RECORDS PROVIDED ->
<<<<
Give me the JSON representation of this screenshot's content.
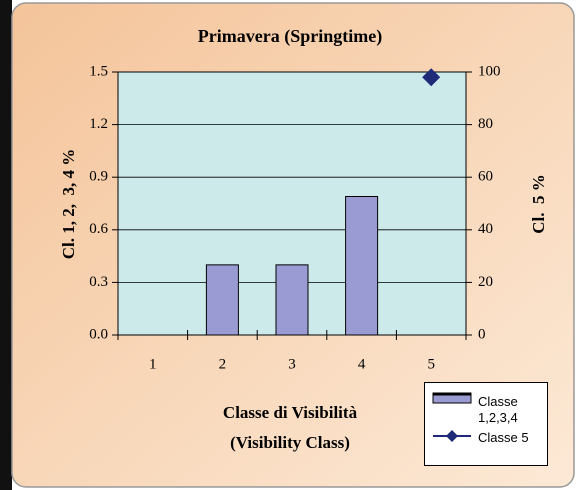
{
  "chart_data": {
    "type": "bar",
    "title": "Primavera (Springtime)",
    "x_label": "Classe di Visibilità (Visibility Class)",
    "y_label": "Cl. 1, 2,  3, 4 %",
    "y2_label": "Cl.  5 %",
    "categories": [
      "1",
      "2",
      "3",
      "4",
      "5"
    ],
    "series": [
      {
        "name": "Classe 1,2,3,4",
        "type": "bar",
        "color": "#9b9bd3",
        "values": [
          null,
          0.4,
          0.4,
          0.79,
          null
        ]
      },
      {
        "name": "Classe 5",
        "type": "line",
        "color": "#1f2a78",
        "axis": "y2",
        "values": [
          null,
          null,
          null,
          null,
          98
        ]
      }
    ],
    "ylim": [
      0,
      1.5
    ],
    "yticks": [
      {
        "value": 0,
        "label": "0.0"
      },
      0.3,
      0.6,
      0.9,
      1.2,
      1.5
    ],
    "y2lim": [
      0,
      100
    ],
    "y2ticks": [
      0,
      20,
      40,
      60,
      80,
      100
    ],
    "grid": true,
    "legend": "bottom-right"
  }
}
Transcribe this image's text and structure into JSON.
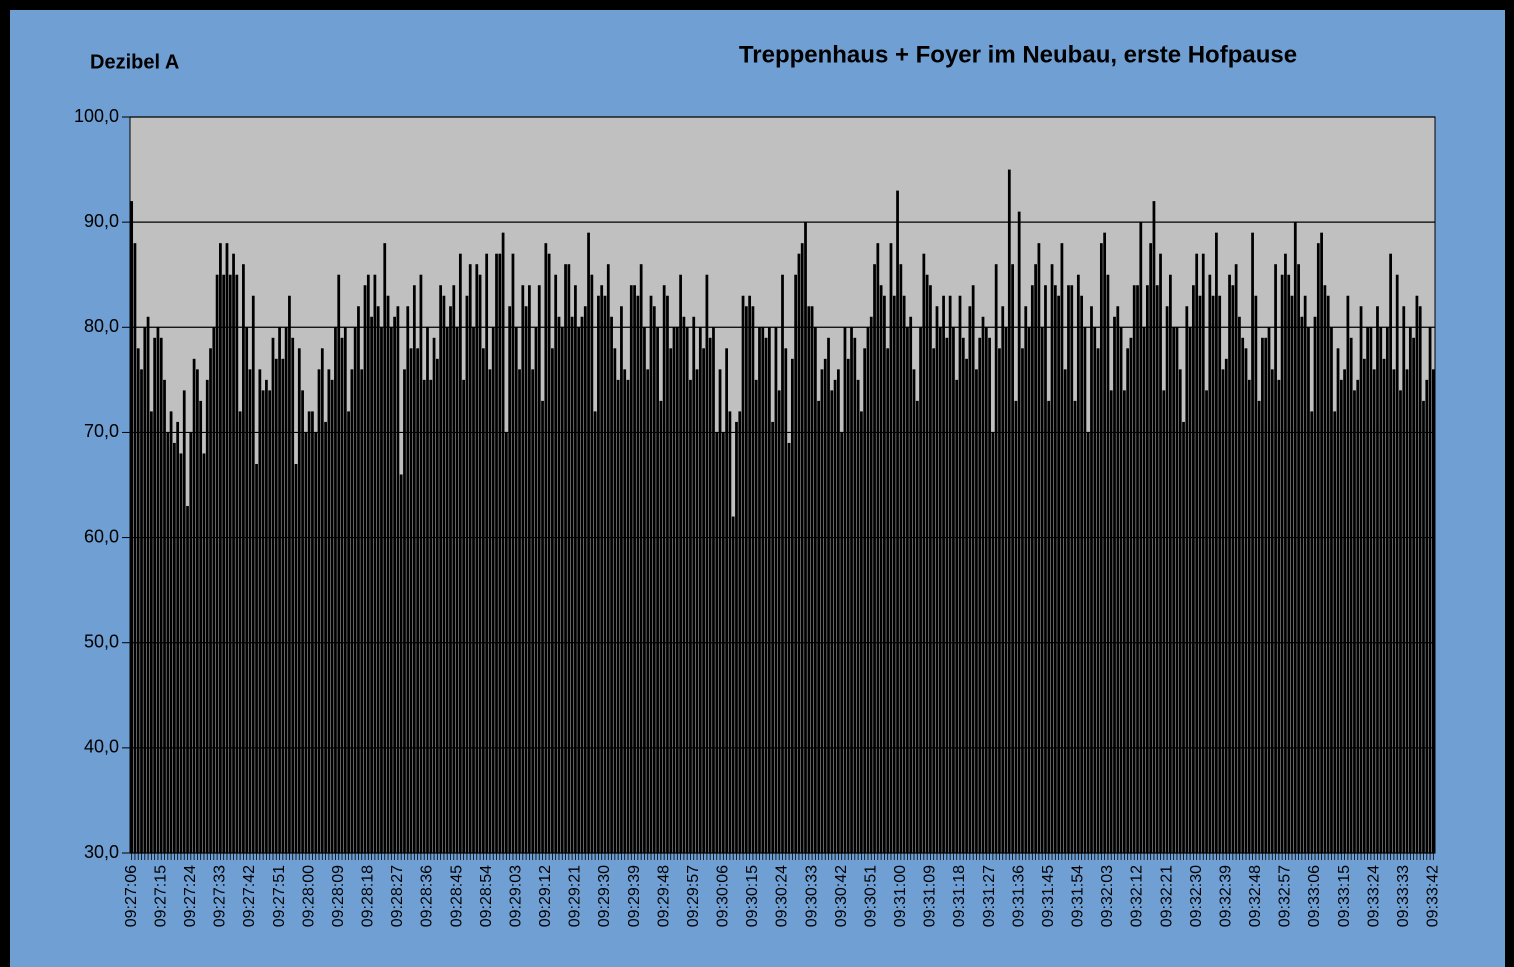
{
  "chart_data": {
    "type": "bar",
    "title": "Treppenhaus + Foyer im Neubau, erste Hofpause",
    "y_label": "Dezibel A",
    "color": "#000000",
    "plot_background": "#c0c0c0",
    "grid": true,
    "ylim": [
      30,
      100
    ],
    "yticks": [
      {
        "value": 30,
        "label": "30,0"
      },
      {
        "value": 40,
        "label": "40,0"
      },
      {
        "value": 50,
        "label": "50,0"
      },
      {
        "value": 60,
        "label": "60,0"
      },
      {
        "value": 70,
        "label": "70,0"
      },
      {
        "value": 80,
        "label": "80,0"
      },
      {
        "value": 90,
        "label": "90,0"
      },
      {
        "value": 100,
        "label": "100,0"
      }
    ],
    "categories": [
      "09:27:06",
      null,
      null,
      null,
      null,
      null,
      null,
      null,
      null,
      "09:27:15",
      null,
      null,
      null,
      null,
      null,
      null,
      null,
      null,
      "09:27:24",
      null,
      null,
      null,
      null,
      null,
      null,
      null,
      null,
      "09:27:33",
      null,
      null,
      null,
      null,
      null,
      null,
      null,
      null,
      "09:27:42",
      null,
      null,
      null,
      null,
      null,
      null,
      null,
      null,
      "09:27:51",
      null,
      null,
      null,
      null,
      null,
      null,
      null,
      null,
      "09:28:00",
      null,
      null,
      null,
      null,
      null,
      null,
      null,
      null,
      "09:28:09",
      null,
      null,
      null,
      null,
      null,
      null,
      null,
      null,
      "09:28:18",
      null,
      null,
      null,
      null,
      null,
      null,
      null,
      null,
      "09:28:27",
      null,
      null,
      null,
      null,
      null,
      null,
      null,
      null,
      "09:28:36",
      null,
      null,
      null,
      null,
      null,
      null,
      null,
      null,
      "09:28:45",
      null,
      null,
      null,
      null,
      null,
      null,
      null,
      null,
      "09:28:54",
      null,
      null,
      null,
      null,
      null,
      null,
      null,
      null,
      "09:29:03",
      null,
      null,
      null,
      null,
      null,
      null,
      null,
      null,
      "09:29:12",
      null,
      null,
      null,
      null,
      null,
      null,
      null,
      null,
      "09:29:21",
      null,
      null,
      null,
      null,
      null,
      null,
      null,
      null,
      "09:29:30",
      null,
      null,
      null,
      null,
      null,
      null,
      null,
      null,
      "09:29:39",
      null,
      null,
      null,
      null,
      null,
      null,
      null,
      null,
      "09:29:48",
      null,
      null,
      null,
      null,
      null,
      null,
      null,
      null,
      "09:29:57",
      null,
      null,
      null,
      null,
      null,
      null,
      null,
      null,
      "09:30:06",
      null,
      null,
      null,
      null,
      null,
      null,
      null,
      null,
      "09:30:15",
      null,
      null,
      null,
      null,
      null,
      null,
      null,
      null,
      "09:30:24",
      null,
      null,
      null,
      null,
      null,
      null,
      null,
      null,
      "09:30:33",
      null,
      null,
      null,
      null,
      null,
      null,
      null,
      null,
      "09:30:42",
      null,
      null,
      null,
      null,
      null,
      null,
      null,
      null,
      "09:30:51",
      null,
      null,
      null,
      null,
      null,
      null,
      null,
      null,
      "09:31:00",
      null,
      null,
      null,
      null,
      null,
      null,
      null,
      null,
      "09:31:09",
      null,
      null,
      null,
      null,
      null,
      null,
      null,
      null,
      "09:31:18",
      null,
      null,
      null,
      null,
      null,
      null,
      null,
      null,
      "09:31:27",
      null,
      null,
      null,
      null,
      null,
      null,
      null,
      null,
      "09:31:36",
      null,
      null,
      null,
      null,
      null,
      null,
      null,
      null,
      "09:31:45",
      null,
      null,
      null,
      null,
      null,
      null,
      null,
      null,
      "09:31:54",
      null,
      null,
      null,
      null,
      null,
      null,
      null,
      null,
      "09:32:03",
      null,
      null,
      null,
      null,
      null,
      null,
      null,
      null,
      "09:32:12",
      null,
      null,
      null,
      null,
      null,
      null,
      null,
      null,
      "09:32:21",
      null,
      null,
      null,
      null,
      null,
      null,
      null,
      null,
      "09:32:30",
      null,
      null,
      null,
      null,
      null,
      null,
      null,
      null,
      "09:32:39",
      null,
      null,
      null,
      null,
      null,
      null,
      null,
      null,
      "09:32:48",
      null,
      null,
      null,
      null,
      null,
      null,
      null,
      null,
      "09:32:57",
      null,
      null,
      null,
      null,
      null,
      null,
      null,
      null,
      "09:33:06",
      null,
      null,
      null,
      null,
      null,
      null,
      null,
      null,
      "09:33:15",
      null,
      null,
      null,
      null,
      null,
      null,
      null,
      null,
      "09:33:24",
      null,
      null,
      null,
      null,
      null,
      null,
      null,
      null,
      "09:33:33",
      null,
      null,
      null,
      null,
      null,
      null,
      null,
      null,
      "09:33:42"
    ],
    "values": [
      92,
      88,
      78,
      76,
      80,
      81,
      72,
      79,
      80,
      79,
      75,
      70,
      72,
      69,
      71,
      68,
      74,
      63,
      70,
      77,
      76,
      73,
      68,
      75,
      78,
      80,
      85,
      88,
      85,
      88,
      85,
      87,
      85,
      72,
      86,
      80,
      76,
      83,
      67,
      76,
      74,
      75,
      74,
      79,
      77,
      80,
      77,
      80,
      83,
      79,
      67,
      78,
      74,
      70,
      72,
      72,
      70,
      76,
      78,
      71,
      76,
      75,
      80,
      85,
      79,
      80,
      72,
      76,
      80,
      82,
      76,
      84,
      85,
      81,
      85,
      82,
      80,
      88,
      83,
      80,
      81,
      82,
      66,
      76,
      82,
      78,
      84,
      78,
      85,
      75,
      80,
      75,
      79,
      77,
      84,
      83,
      80,
      82,
      84,
      80,
      87,
      75,
      83,
      86,
      80,
      86,
      85,
      78,
      87,
      76,
      80,
      87,
      87,
      89,
      70,
      82,
      87,
      80,
      76,
      84,
      82,
      84,
      76,
      80,
      84,
      73,
      88,
      87,
      78,
      85,
      81,
      80,
      86,
      86,
      81,
      84,
      80,
      81,
      82,
      89,
      85,
      72,
      83,
      84,
      83,
      86,
      81,
      78,
      75,
      82,
      76,
      75,
      84,
      84,
      83,
      86,
      80,
      76,
      83,
      82,
      80,
      73,
      84,
      83,
      78,
      80,
      80,
      85,
      81,
      80,
      75,
      81,
      76,
      80,
      78,
      85,
      79,
      80,
      70,
      76,
      70,
      78,
      72,
      62,
      71,
      72,
      83,
      82,
      83,
      82,
      75,
      80,
      80,
      79,
      80,
      71,
      80,
      74,
      85,
      78,
      69,
      77,
      85,
      87,
      88,
      90,
      82,
      82,
      80,
      73,
      76,
      77,
      79,
      74,
      75,
      76,
      70,
      80,
      77,
      80,
      79,
      75,
      72,
      78,
      80,
      81,
      86,
      88,
      84,
      83,
      78,
      88,
      83,
      93,
      86,
      83,
      80,
      81,
      76,
      73,
      80,
      87,
      85,
      84,
      78,
      82,
      80,
      83,
      79,
      83,
      80,
      75,
      83,
      79,
      77,
      82,
      84,
      76,
      79,
      81,
      80,
      79,
      70,
      86,
      78,
      82,
      80,
      95,
      86,
      73,
      91,
      78,
      82,
      80,
      84,
      86,
      88,
      80,
      84,
      73,
      86,
      84,
      83,
      88,
      76,
      84,
      84,
      73,
      85,
      83,
      80,
      70,
      82,
      80,
      78,
      88,
      89,
      85,
      74,
      81,
      82,
      80,
      74,
      78,
      79,
      84,
      84,
      90,
      80,
      84,
      88,
      92,
      84,
      87,
      74,
      82,
      85,
      80,
      80,
      76,
      71,
      82,
      80,
      84,
      87,
      83,
      87,
      74,
      85,
      83,
      89,
      83,
      76,
      77,
      85,
      84,
      86,
      81,
      79,
      78,
      75,
      89,
      83,
      73,
      79,
      79,
      80,
      76,
      86,
      75,
      85,
      87,
      85,
      83,
      90,
      86,
      81,
      83,
      80,
      72,
      81,
      88,
      89,
      84,
      83,
      80,
      72,
      78,
      75,
      76,
      83,
      79,
      74,
      75,
      82,
      77,
      80,
      80,
      76,
      82,
      80,
      77,
      80,
      87,
      76,
      85,
      74,
      82,
      76,
      80,
      79,
      83,
      82,
      73,
      75,
      80,
      76
    ]
  }
}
>>>>
WHAT THE TASK ASKS -> Show all lines above holding "this".

EXERCISE RESULT ->
Give me the JSON representation of this screenshot's content.
Transcribe this image's text and structure into JSON.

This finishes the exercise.